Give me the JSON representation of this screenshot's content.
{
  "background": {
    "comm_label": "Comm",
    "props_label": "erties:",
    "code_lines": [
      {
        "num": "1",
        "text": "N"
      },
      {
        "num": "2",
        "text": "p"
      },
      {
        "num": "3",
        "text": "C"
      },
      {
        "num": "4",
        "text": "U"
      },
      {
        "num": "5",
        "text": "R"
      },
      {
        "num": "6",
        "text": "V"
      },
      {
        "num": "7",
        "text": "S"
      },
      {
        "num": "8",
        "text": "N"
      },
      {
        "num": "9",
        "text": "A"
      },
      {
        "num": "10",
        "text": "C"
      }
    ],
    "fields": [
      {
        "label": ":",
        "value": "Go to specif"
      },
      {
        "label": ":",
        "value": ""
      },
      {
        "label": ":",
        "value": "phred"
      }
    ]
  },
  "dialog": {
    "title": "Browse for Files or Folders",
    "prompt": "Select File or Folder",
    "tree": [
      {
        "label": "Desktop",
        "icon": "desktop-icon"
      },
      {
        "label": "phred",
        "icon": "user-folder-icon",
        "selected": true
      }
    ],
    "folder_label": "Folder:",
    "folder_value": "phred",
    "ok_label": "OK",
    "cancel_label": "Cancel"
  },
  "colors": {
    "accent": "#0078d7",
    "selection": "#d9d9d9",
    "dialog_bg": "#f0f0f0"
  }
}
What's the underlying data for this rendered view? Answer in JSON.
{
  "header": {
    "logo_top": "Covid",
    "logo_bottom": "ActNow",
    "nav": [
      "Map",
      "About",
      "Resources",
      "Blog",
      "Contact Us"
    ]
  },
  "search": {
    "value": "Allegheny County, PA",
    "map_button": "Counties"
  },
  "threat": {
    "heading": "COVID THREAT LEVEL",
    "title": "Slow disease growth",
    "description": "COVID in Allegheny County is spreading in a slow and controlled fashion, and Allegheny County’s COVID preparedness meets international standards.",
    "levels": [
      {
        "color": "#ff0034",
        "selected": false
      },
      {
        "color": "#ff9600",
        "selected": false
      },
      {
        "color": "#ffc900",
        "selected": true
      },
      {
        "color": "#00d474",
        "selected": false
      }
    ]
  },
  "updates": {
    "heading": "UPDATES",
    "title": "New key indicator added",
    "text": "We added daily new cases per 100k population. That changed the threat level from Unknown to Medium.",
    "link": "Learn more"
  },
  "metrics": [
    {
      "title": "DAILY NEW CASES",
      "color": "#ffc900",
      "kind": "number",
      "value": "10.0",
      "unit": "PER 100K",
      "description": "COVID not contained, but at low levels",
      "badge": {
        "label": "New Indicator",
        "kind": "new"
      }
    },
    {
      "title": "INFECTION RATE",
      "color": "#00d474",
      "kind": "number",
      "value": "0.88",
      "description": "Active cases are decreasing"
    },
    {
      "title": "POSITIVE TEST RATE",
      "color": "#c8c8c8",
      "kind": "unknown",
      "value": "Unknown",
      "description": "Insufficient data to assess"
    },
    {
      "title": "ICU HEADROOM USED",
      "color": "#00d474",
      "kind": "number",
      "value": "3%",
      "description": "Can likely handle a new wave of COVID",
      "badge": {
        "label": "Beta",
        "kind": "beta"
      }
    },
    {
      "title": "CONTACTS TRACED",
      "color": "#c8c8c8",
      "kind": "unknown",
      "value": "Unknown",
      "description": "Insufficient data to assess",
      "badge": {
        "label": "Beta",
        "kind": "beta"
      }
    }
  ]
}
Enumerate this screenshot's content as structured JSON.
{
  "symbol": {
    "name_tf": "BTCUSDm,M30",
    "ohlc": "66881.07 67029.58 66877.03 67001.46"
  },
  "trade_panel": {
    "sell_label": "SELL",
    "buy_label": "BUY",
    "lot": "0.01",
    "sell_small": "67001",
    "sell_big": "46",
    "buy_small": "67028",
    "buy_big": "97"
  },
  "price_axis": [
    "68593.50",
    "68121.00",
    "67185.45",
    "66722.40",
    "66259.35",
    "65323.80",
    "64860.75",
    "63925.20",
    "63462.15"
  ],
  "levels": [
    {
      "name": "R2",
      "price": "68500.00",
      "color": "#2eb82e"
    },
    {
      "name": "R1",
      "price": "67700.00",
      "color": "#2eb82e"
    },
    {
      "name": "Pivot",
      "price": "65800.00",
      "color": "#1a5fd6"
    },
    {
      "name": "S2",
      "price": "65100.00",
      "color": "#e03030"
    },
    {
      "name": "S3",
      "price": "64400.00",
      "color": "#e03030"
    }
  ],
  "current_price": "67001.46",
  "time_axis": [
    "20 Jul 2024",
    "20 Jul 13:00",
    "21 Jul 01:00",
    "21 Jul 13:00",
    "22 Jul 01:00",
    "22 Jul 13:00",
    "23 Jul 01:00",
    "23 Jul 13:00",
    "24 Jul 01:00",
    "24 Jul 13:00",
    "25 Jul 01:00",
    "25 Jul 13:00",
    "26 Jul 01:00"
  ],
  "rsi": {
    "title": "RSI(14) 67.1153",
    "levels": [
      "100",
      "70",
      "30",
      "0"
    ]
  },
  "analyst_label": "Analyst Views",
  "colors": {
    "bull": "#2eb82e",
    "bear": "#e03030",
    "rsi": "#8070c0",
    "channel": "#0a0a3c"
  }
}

EXERCISE DETAILS - Give back the whole listing, word for word.

SOLVED EXERCISE -
Give me the JSON representation of this screenshot's content.
{
  "background": {
    "comm_label": "Comm",
    "props_label": "erties:",
    "code_lines": [
      {
        "num": "1",
        "text": "N"
      },
      {
        "num": "2",
        "text": "p"
      },
      {
        "num": "3",
        "text": "C"
      },
      {
        "num": "4",
        "text": "U"
      },
      {
        "num": "5",
        "text": "R"
      },
      {
        "num": "6",
        "text": "V"
      },
      {
        "num": "7",
        "text": "S"
      },
      {
        "num": "8",
        "text": "N"
      },
      {
        "num": "9",
        "text": "A"
      },
      {
        "num": "10",
        "text": "C"
      }
    ],
    "fields": [
      {
        "label": ":",
        "value": "Go to specif"
      },
      {
        "label": ":",
        "value": ""
      },
      {
        "label": ":",
        "value": "phred"
      }
    ]
  },
  "dialog": {
    "title": "Browse for Files or Folders",
    "prompt": "Select File or Folder",
    "tree": [
      {
        "label": "Desktop",
        "icon": "desktop-icon"
      },
      {
        "label": "phred",
        "icon": "user-folder-icon",
        "selected": true
      }
    ],
    "folder_label": "Folder:",
    "folder_value": "phred",
    "ok_label": "OK",
    "cancel_label": "Cancel"
  },
  "colors": {
    "accent": "#0078d7",
    "selection": "#d9d9d9",
    "dialog_bg": "#f0f0f0"
  }
}
What's the underlying data for this rendered view? Answer in JSON.
{
  "header": {
    "logo_top": "Covid",
    "logo_bottom": "ActNow",
    "nav": [
      "Map",
      "About",
      "Resources",
      "Blog",
      "Contact Us"
    ]
  },
  "search": {
    "value": "Allegheny County, PA",
    "map_button": "Counties"
  },
  "threat": {
    "heading": "COVID THREAT LEVEL",
    "title": "Slow disease growth",
    "description": "COVID in Allegheny County is spreading in a slow and controlled fashion, and Allegheny County’s COVID preparedness meets international standards.",
    "levels": [
      {
        "color": "#ff0034",
        "selected": false
      },
      {
        "color": "#ff9600",
        "selected": false
      },
      {
        "color": "#ffc900",
        "selected": true
      },
      {
        "color": "#00d474",
        "selected": false
      }
    ]
  },
  "updates": {
    "heading": "UPDATES",
    "title": "New key indicator added",
    "text": "We added daily new cases per 100k population. That changed the threat level from Unknown to Medium.",
    "link": "Learn more"
  },
  "metrics": [
    {
      "title": "DAILY NEW CASES",
      "color": "#ffc900",
      "kind": "number",
      "value": "10.0",
      "unit": "PER 100K",
      "description": "COVID not contained, but at low levels",
      "badge": {
        "label": "New Indicator",
        "kind": "new"
      }
    },
    {
      "title": "INFECTION RATE",
      "color": "#00d474",
      "kind": "number",
      "value": "0.88",
      "description": "Active cases are decreasing"
    },
    {
      "title": "POSITIVE TEST RATE",
      "color": "#c8c8c8",
      "kind": "unknown",
      "value": "Unknown",
      "description": "Insufficient data to assess"
    },
    {
      "title": "ICU HEADROOM USED",
      "color": "#00d474",
      "kind": "number",
      "value": "3%",
      "description": "Can likely handle a new wave of COVID",
      "badge": {
        "label": "Beta",
        "kind": "beta"
      }
    },
    {
      "title": "CONTACTS TRACED",
      "color": "#c8c8c8",
      "kind": "unknown",
      "value": "Unknown",
      "description": "Insufficient data to assess",
      "badge": {
        "label": "Beta",
        "kind": "beta"
      }
    }
  ]
}
Enumerate this screenshot's content as structured JSON.
{
  "symbol": {
    "name_tf": "BTCUSDm,M30",
    "ohlc": "66881.07 67029.58 66877.03 67001.46"
  },
  "trade_panel": {
    "sell_label": "SELL",
    "buy_label": "BUY",
    "lot": "0.01",
    "sell_small": "67001",
    "sell_big": "46",
    "buy_small": "67028",
    "buy_big": "97"
  },
  "price_axis": [
    "68593.50",
    "68121.00",
    "67185.45",
    "66722.40",
    "66259.35",
    "65323.80",
    "64860.75",
    "63925.20",
    "63462.15"
  ],
  "levels": [
    {
      "name": "R2",
      "price": "68500.00",
      "color": "#2eb82e"
    },
    {
      "name": "R1",
      "price": "67700.00",
      "color": "#2eb82e"
    },
    {
      "name": "Pivot",
      "price": "65800.00",
      "color": "#1a5fd6"
    },
    {
      "name": "S2",
      "price": "65100.00",
      "color": "#e03030"
    },
    {
      "name": "S3",
      "price": "64400.00",
      "color": "#e03030"
    }
  ],
  "current_price": "67001.46",
  "time_axis": [
    "20 Jul 2024",
    "20 Jul 13:00",
    "21 Jul 01:00",
    "21 Jul 13:00",
    "22 Jul 01:00",
    "22 Jul 13:00",
    "23 Jul 01:00",
    "23 Jul 13:00",
    "24 Jul 01:00",
    "24 Jul 13:00",
    "25 Jul 01:00",
    "25 Jul 13:00",
    "26 Jul 01:00"
  ],
  "rsi": {
    "title": "RSI(14) 67.1153",
    "levels": [
      "100",
      "70",
      "30",
      "0"
    ]
  },
  "analyst_label": "Analyst Views",
  "colors": {
    "bull": "#2eb82e",
    "bear": "#e03030",
    "rsi": "#8070c0",
    "channel": "#0a0a3c"
  }
}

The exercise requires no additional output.